What is asked: Examine the entries below, count the lines holding the string "Production", and respond with the number only.

★ ★ ★ ★ ★ ★ ★

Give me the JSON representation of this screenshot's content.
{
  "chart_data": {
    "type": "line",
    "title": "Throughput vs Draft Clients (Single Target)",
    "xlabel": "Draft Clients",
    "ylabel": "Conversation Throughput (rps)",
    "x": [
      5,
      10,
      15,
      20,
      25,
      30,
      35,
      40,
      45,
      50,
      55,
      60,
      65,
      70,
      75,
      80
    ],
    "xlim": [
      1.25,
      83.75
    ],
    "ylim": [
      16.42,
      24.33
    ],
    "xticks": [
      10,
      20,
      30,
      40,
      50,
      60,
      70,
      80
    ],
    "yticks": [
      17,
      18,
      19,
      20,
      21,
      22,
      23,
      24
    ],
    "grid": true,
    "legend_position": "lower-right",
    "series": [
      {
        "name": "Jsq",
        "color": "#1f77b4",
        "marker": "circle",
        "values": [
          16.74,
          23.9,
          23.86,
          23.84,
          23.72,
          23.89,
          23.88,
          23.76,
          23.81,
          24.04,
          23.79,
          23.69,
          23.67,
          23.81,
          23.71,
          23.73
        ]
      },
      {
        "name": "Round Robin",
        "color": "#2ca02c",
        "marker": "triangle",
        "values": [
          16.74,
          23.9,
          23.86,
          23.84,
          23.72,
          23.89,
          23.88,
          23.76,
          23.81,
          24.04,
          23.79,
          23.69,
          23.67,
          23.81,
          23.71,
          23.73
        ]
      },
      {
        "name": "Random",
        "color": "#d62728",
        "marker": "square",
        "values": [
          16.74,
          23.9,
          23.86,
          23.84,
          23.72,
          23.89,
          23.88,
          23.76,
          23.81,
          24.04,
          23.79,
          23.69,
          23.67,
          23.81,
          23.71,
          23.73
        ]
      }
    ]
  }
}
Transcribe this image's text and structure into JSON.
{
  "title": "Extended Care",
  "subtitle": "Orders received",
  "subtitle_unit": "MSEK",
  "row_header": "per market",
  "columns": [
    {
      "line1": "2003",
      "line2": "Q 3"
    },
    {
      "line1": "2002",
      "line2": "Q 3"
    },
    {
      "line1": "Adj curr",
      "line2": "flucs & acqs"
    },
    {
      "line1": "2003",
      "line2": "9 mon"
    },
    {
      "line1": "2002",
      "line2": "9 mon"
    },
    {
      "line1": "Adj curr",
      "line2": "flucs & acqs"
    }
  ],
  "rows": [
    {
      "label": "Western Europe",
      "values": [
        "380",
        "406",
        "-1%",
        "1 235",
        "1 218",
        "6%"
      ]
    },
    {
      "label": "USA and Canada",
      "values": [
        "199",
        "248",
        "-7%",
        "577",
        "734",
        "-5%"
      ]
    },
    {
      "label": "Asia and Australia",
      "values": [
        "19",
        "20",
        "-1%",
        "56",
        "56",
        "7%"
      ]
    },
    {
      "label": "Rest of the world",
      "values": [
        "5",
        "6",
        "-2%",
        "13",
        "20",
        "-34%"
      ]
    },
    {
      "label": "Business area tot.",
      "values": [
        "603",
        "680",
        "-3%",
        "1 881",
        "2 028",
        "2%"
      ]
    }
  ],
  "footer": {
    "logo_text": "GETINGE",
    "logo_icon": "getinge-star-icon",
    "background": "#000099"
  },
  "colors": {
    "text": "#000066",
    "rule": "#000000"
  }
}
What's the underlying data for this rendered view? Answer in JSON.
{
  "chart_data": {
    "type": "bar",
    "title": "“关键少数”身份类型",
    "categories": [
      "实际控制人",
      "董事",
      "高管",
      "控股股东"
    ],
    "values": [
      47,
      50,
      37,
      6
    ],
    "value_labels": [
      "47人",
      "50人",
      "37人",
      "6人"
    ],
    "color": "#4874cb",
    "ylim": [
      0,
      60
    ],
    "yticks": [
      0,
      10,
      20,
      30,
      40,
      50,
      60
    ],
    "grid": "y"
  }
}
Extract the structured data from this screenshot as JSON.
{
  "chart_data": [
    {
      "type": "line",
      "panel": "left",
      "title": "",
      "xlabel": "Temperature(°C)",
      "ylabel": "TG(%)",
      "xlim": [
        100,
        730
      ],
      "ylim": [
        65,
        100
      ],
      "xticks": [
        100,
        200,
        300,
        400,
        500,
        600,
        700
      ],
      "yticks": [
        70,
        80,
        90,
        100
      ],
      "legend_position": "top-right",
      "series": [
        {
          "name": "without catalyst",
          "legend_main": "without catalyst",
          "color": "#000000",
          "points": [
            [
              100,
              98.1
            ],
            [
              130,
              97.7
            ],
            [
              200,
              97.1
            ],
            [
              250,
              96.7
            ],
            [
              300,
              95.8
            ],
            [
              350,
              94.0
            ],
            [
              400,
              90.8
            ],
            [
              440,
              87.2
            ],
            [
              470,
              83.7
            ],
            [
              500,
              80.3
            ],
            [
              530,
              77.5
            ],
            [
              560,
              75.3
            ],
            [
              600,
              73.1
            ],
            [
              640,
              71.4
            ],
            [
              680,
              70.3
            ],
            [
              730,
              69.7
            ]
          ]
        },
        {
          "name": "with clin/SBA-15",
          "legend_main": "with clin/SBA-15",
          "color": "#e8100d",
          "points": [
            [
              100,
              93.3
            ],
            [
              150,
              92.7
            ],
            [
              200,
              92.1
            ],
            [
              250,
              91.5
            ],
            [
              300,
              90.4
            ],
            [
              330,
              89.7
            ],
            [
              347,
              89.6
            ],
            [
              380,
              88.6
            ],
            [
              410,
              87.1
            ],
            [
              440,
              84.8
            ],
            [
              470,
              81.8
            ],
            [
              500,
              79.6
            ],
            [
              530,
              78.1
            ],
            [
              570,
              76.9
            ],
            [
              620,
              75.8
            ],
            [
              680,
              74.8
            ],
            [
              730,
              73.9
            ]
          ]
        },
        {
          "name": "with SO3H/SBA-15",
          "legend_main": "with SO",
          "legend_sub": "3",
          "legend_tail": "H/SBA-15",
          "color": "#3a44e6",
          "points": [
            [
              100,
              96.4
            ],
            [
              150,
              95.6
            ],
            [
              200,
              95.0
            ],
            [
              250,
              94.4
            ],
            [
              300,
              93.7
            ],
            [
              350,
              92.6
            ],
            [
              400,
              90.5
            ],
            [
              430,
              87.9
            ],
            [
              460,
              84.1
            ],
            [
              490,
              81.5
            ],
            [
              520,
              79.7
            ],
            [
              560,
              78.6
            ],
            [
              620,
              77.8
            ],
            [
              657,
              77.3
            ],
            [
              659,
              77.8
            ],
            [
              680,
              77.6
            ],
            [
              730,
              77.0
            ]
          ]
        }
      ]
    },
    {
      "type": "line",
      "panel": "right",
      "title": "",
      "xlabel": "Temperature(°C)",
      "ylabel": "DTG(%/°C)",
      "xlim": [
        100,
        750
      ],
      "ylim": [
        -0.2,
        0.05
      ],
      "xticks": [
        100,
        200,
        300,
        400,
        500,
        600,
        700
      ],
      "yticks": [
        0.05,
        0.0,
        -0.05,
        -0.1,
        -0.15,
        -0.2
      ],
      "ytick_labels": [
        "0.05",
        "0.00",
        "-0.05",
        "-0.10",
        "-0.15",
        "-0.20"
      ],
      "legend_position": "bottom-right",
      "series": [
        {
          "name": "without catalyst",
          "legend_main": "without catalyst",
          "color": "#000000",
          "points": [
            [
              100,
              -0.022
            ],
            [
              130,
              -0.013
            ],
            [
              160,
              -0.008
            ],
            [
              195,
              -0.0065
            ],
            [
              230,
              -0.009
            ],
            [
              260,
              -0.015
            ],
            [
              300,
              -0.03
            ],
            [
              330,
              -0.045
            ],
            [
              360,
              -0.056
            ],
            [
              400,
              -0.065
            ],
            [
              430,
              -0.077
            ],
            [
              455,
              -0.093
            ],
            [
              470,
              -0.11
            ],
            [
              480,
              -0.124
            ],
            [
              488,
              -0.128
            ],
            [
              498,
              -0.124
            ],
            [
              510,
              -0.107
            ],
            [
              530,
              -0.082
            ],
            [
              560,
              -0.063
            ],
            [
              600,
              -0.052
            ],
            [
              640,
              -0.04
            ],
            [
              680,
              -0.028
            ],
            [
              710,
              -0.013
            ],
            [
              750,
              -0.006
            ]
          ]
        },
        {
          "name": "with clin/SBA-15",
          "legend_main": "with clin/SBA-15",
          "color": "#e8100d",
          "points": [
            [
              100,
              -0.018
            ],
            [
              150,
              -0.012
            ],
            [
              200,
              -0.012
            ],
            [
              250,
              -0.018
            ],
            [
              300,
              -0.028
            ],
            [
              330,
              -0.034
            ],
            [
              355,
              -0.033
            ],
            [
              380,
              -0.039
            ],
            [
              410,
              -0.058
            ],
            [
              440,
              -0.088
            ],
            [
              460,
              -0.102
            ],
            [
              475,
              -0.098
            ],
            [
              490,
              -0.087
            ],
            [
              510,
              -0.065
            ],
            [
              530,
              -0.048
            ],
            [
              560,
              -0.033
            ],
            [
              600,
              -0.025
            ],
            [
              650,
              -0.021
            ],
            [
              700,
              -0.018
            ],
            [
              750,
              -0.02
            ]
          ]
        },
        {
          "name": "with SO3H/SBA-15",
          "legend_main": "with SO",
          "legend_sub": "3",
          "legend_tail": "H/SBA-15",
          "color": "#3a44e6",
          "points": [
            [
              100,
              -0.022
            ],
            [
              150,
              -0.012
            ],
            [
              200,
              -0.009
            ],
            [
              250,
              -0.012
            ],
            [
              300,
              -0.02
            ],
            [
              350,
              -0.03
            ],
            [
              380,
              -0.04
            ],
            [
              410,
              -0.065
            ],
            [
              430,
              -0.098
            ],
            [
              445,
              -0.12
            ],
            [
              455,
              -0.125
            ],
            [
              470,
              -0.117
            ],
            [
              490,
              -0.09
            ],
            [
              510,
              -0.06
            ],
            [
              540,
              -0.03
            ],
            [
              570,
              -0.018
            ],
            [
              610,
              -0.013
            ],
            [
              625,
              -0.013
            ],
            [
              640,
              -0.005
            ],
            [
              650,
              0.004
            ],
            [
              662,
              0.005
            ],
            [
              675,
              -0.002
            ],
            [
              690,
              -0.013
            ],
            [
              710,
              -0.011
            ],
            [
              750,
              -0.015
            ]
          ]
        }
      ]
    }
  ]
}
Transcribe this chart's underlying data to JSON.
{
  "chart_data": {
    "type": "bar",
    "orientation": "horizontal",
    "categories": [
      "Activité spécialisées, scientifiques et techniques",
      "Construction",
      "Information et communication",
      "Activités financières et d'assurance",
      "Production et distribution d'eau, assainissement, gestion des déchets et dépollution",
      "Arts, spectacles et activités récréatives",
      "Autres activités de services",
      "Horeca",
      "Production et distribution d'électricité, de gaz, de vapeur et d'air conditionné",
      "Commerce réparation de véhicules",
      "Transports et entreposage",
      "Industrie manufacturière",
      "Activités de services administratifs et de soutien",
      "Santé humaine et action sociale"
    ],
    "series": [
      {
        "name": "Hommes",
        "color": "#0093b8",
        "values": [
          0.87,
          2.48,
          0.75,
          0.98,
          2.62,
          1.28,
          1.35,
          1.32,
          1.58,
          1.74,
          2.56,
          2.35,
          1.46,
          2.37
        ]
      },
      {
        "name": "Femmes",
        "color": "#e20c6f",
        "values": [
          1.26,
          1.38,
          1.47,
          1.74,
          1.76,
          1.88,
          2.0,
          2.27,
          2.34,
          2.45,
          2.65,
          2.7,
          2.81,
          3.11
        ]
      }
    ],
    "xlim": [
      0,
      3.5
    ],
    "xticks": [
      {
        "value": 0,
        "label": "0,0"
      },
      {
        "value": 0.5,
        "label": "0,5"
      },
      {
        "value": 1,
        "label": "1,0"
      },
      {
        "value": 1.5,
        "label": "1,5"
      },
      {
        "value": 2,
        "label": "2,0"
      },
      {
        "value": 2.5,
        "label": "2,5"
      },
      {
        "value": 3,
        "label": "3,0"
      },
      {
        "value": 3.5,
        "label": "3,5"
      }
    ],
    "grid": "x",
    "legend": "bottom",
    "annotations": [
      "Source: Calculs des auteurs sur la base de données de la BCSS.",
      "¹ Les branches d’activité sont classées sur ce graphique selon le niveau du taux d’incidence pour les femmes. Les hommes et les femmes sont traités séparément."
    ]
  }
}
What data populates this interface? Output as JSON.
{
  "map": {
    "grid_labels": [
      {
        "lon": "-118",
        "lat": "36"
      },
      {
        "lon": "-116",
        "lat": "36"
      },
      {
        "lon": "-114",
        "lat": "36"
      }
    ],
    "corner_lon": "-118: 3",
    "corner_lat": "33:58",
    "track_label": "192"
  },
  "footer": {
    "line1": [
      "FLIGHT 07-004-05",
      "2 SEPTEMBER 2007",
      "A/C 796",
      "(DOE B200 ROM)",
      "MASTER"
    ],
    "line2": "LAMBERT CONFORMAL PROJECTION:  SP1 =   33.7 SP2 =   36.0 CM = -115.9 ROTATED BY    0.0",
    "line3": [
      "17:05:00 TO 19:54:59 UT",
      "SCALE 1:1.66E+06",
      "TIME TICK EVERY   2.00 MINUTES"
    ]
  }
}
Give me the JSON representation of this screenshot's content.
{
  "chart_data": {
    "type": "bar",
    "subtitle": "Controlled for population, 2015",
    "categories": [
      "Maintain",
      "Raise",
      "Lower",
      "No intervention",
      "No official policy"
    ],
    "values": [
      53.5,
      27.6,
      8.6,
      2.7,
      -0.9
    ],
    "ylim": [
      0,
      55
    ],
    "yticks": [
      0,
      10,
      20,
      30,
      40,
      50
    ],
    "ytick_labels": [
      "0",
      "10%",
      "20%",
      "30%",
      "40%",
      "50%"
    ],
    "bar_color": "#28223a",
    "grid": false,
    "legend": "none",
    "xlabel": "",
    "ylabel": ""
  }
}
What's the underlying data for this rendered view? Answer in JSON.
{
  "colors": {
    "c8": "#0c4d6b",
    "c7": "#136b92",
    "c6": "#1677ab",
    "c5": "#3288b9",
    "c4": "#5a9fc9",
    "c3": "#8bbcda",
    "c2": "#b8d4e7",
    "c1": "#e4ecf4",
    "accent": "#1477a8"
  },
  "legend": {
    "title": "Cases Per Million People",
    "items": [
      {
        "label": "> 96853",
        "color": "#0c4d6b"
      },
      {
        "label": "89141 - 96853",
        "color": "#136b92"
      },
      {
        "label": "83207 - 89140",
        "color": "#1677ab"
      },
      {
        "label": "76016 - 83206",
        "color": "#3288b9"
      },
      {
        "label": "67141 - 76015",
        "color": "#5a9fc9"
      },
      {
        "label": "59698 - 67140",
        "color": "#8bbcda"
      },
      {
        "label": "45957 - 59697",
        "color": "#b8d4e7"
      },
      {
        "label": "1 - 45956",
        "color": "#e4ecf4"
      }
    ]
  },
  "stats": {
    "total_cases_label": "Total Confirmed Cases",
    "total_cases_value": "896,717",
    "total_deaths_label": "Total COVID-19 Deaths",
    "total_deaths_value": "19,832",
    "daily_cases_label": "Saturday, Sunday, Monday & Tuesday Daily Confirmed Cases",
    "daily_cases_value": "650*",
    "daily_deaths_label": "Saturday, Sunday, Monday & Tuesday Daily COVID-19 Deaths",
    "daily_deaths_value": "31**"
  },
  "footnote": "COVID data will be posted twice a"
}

★ ★ ★ ★ ★ ★ ★

Complete response: 2